BEGIN Dataset rows
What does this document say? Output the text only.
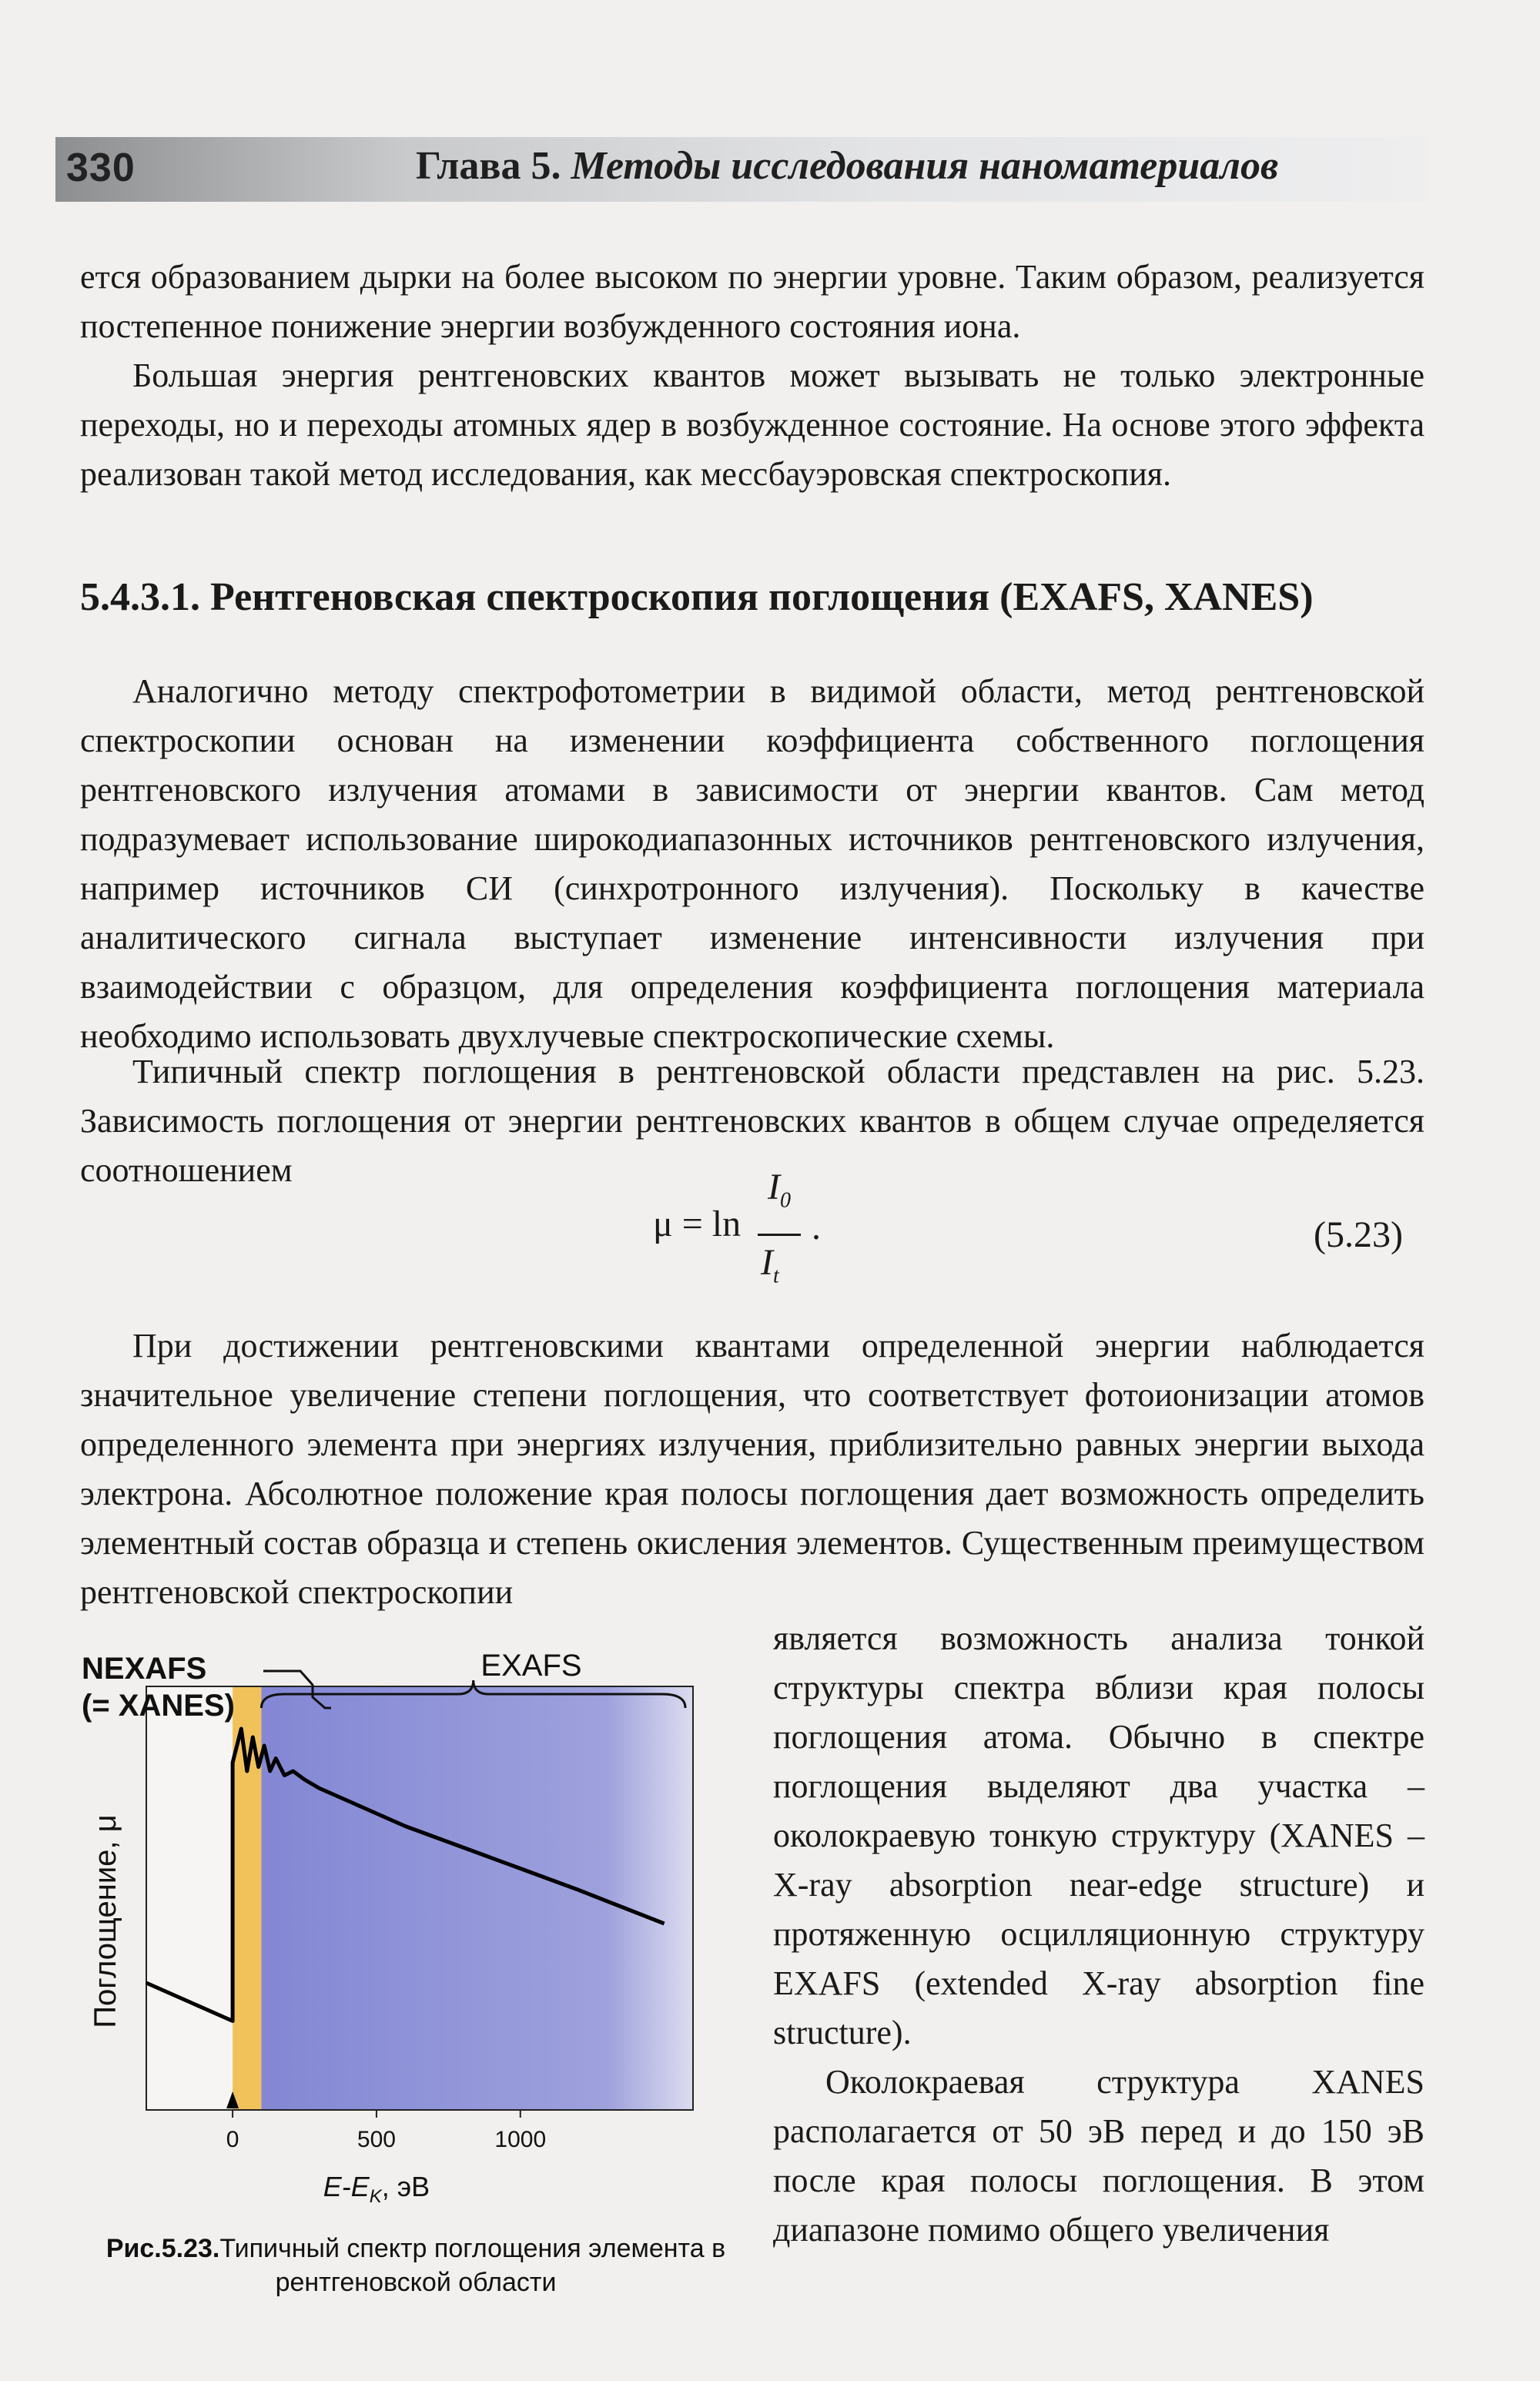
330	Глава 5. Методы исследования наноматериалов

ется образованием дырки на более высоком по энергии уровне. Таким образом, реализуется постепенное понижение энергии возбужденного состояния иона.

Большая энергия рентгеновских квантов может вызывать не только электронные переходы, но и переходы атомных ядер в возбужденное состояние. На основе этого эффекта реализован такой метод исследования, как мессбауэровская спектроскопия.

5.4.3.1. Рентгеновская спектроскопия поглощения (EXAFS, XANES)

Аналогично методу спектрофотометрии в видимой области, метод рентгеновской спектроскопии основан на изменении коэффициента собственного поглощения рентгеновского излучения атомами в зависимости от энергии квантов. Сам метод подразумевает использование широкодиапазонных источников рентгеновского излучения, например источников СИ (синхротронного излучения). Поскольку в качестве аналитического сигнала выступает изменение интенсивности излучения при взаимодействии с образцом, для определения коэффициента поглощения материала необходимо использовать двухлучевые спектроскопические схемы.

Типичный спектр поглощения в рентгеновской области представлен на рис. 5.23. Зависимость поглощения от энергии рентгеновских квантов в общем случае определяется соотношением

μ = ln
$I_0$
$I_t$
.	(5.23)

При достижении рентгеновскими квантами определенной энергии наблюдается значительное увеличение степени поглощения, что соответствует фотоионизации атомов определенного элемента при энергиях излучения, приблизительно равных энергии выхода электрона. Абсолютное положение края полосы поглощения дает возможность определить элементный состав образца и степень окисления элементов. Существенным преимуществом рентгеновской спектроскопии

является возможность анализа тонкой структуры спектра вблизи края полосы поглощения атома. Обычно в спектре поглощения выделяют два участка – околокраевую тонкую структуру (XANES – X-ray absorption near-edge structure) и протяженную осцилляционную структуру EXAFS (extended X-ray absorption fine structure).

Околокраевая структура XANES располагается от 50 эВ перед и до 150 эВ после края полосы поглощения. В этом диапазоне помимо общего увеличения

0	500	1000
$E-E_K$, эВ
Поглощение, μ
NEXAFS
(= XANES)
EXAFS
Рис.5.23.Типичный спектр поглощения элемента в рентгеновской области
END Dataset rows
BEGIN Dataset rows
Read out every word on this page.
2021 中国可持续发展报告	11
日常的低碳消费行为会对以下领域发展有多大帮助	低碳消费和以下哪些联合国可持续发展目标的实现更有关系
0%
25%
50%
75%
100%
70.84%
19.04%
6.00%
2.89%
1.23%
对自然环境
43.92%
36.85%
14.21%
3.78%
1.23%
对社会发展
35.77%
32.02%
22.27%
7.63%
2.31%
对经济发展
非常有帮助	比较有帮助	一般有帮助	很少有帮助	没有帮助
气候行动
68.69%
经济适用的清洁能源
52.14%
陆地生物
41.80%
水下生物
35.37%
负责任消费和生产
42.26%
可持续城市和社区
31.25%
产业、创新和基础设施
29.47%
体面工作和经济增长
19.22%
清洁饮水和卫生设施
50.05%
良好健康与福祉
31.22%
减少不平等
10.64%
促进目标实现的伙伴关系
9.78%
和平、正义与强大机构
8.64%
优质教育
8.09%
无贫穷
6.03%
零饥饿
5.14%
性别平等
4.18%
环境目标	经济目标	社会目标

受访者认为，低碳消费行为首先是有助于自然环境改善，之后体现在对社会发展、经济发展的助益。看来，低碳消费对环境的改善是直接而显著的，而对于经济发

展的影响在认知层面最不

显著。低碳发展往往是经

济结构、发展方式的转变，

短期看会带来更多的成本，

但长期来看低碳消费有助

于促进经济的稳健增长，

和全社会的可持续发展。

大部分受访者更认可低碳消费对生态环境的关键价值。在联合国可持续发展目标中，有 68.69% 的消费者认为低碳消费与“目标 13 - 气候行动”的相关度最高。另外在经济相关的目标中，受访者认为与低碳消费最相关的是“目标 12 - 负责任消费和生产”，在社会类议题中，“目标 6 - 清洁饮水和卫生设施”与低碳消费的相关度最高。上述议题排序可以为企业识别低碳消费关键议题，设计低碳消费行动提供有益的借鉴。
END Dataset rows
BEGIN Dataset rows
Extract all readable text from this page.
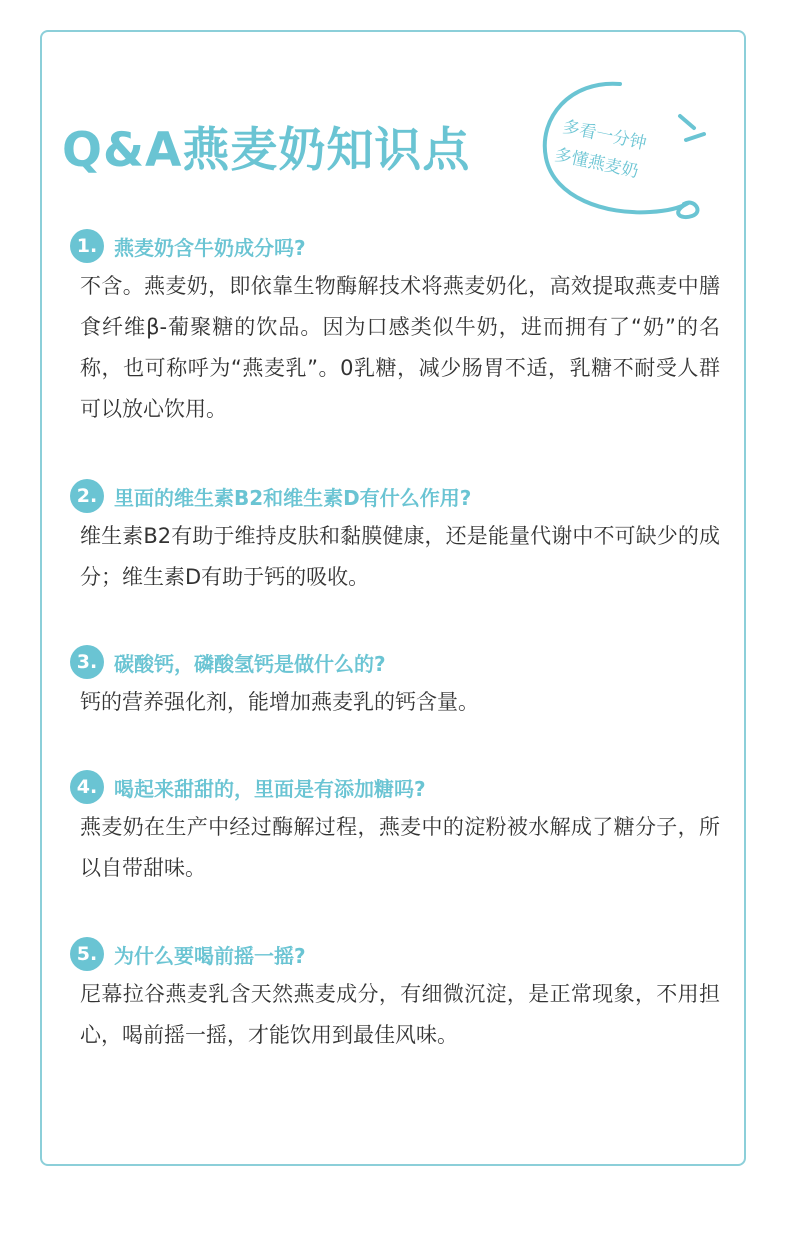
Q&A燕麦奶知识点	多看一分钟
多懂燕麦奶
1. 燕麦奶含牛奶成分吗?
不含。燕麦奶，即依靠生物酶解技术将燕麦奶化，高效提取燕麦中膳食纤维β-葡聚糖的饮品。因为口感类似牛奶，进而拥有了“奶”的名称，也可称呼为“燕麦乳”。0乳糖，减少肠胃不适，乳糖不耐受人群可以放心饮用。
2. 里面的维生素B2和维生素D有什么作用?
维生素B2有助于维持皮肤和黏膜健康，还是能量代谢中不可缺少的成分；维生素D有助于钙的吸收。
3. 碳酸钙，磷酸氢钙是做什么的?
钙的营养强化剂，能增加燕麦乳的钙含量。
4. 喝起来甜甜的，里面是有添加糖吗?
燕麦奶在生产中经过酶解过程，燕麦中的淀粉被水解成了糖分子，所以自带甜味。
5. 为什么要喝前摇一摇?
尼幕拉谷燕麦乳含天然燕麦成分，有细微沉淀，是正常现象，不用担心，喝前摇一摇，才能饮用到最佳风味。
END Dataset rows
## What to work on
Gather all the lines that include the word "спектроскопия" and copy them out.

## Finished exercise
Большая энергия рентгеновских квантов может вызывать не только электронные переходы, но и переходы атомных ядер в возбужденное состояние. На основе этого эффекта реализован такой метод исследования, как мессбауэровская спектроскопия.
5.4.3.1. Рентгеновская спектроскопия поглощения (EXAFS, XANES)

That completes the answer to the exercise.